*WRITTEN EXERCISE*
Repeat, without any change, the entries presented below.

*SUPPLIED DATA*
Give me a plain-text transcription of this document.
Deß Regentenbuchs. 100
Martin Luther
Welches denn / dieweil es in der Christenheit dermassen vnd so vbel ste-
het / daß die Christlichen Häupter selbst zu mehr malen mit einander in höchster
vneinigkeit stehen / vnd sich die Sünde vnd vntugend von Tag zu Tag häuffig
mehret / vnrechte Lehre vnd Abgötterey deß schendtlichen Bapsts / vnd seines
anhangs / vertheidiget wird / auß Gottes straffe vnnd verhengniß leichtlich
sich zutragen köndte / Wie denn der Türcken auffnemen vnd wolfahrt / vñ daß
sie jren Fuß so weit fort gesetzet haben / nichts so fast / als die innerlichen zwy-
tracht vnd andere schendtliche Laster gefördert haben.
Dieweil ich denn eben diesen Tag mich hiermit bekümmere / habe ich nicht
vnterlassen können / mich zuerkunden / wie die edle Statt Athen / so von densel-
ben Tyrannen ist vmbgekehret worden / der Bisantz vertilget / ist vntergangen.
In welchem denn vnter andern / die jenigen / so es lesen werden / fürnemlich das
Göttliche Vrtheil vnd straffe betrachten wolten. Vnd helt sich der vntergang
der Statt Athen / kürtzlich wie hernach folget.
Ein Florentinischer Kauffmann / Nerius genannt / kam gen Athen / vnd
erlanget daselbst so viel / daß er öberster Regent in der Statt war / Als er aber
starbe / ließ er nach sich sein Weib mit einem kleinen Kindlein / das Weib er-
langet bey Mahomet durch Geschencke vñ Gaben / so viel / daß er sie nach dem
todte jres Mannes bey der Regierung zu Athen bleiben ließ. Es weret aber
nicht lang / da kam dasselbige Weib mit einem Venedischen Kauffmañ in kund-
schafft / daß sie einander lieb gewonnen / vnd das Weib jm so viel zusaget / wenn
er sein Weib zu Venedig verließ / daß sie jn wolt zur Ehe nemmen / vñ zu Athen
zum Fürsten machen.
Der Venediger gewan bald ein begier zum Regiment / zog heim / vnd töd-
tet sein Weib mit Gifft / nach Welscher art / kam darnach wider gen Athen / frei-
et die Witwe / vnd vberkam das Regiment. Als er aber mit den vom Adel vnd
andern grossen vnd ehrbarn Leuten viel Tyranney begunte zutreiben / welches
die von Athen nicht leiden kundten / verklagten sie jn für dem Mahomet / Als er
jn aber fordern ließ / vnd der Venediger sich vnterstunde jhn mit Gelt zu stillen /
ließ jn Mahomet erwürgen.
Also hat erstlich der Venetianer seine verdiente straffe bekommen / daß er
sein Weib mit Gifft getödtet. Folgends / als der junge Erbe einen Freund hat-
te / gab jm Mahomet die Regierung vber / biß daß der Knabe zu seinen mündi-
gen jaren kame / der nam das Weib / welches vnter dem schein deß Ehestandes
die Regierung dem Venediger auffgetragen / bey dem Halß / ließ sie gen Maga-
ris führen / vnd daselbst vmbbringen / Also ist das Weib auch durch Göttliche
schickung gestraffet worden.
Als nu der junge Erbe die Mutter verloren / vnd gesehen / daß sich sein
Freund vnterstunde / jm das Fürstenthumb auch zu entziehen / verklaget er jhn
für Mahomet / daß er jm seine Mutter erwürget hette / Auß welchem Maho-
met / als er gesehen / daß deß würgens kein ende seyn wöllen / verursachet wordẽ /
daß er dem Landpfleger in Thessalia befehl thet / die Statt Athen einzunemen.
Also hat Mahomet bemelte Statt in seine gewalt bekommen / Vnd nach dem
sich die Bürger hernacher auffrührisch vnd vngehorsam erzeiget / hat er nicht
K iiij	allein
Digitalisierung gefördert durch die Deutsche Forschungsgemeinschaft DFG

*CORRECT ANSWER*
Give me a plain-text transcription of this document.
Deß Regentenbuchs. 100
Martin Luther
Welches denn / dieweil es in der Christenheit dermassen vnd so vbel ste-
het / daß die Christlichen Häupter selbst zu mehr malen mit einander in höchster
vneinigkeit stehen / vnd sich die Sünde vnd vntugend von Tag zu Tag häuffig
mehret / vnrechte Lehre vnd Abgötterey deß schendtlichen Bapsts / vnd seines
anhangs / vertheidiget wird / auß Gottes straffe vnnd verhengniß leichtlich
sich zutragen köndte / Wie denn der Türcken auffnemen vnd wolfahrt / vñ daß
sie jren Fuß so weit fort gesetzet haben / nichts so fast / als die innerlichen zwy-
tracht vnd andere schendtliche Laster gefördert haben.
Dieweil ich denn eben diesen Tag mich hiermit bekümmere / habe ich nicht
vnterlassen können / mich zuerkunden / wie die edle Statt Athen / so von densel-
ben Tyrannen ist vmbgekehret worden / der Bisantz vertilget / ist vntergangen.
In welchem denn vnter andern / die jenigen / so es lesen werden / fürnemlich das
Göttliche Vrtheil vnd straffe betrachten wolten. Vnd helt sich der vntergang
der Statt Athen / kürtzlich wie hernach folget.
Ein Florentinischer Kauffmann / Nerius genannt / kam gen Athen / vnd
erlanget daselbst so viel / daß er öberster Regent in der Statt war / Als er aber
starbe / ließ er nach sich sein Weib mit einem kleinen Kindlein / das Weib er-
langet bey Mahomet durch Geschencke vñ Gaben / so viel / daß er sie nach dem
todte jres Mannes bey der Regierung zu Athen bleiben ließ. Es weret aber
nicht lang / da kam dasselbige Weib mit einem Venedischen Kauffmañ in kund-
schafft / daß sie einander lieb gewonnen / vnd das Weib jm so viel zusaget / wenn
er sein Weib zu Venedig verließ / daß sie jn wolt zur Ehe nemmen / vñ zu Athen
zum Fürsten machen.
Der Venediger gewan bald ein begier zum Regiment / zog heim / vnd töd-
tet sein Weib mit Gifft / nach Welscher art / kam darnach wider gen Athen / frei-
et die Witwe / vnd vberkam das Regiment. Als er aber mit den vom Adel vnd
andern grossen vnd ehrbarn Leuten viel Tyranney begunte zutreiben / welches
die von Athen nicht leiden kundten / verklagten sie jn für dem Mahomet / Als er
jn aber fordern ließ / vnd der Venediger sich vnterstunde jhn mit Gelt zu stillen /
ließ jn Mahomet erwürgen.
Also hat erstlich der Venetianer seine verdiente straffe bekommen / daß er
sein Weib mit Gifft getödtet. Folgends / als der junge Erbe einen Freund hat-
te / gab jm Mahomet die Regierung vber / biß daß der Knabe zu seinen mündi-
gen jaren kame / der nam das Weib / welches vnter dem schein deß Ehestandes
die Regierung dem Venediger auffgetragen / bey dem Halß / ließ sie gen Maga-
ris führen / vnd daselbst vmbbringen / Also ist das Weib auch durch Göttliche
schickung gestraffet worden.
Als nu der junge Erbe die Mutter verloren / vnd gesehen / daß sich sein
Freund vnterstunde / jm das Fürstenthumb auch zu entziehen / verklaget er jhn
für Mahomet / daß er jm seine Mutter erwürget hette / Auß welchem Maho-
met / als er gesehen / daß deß würgens kein ende seyn wöllen / verursachet wordẽ /
daß er dem Landpfleger in Thessalia befehl thet / die Statt Athen einzunemen.
Also hat Mahomet bemelte Statt in seine gewalt bekommen / Vnd nach dem
sich die Bürger hernacher auffrührisch vnd vngehorsam erzeiget / hat er nicht
K iiij	allein
Digitalisierung gefördert durch die Deutsche Forschungsgemeinschaft DFG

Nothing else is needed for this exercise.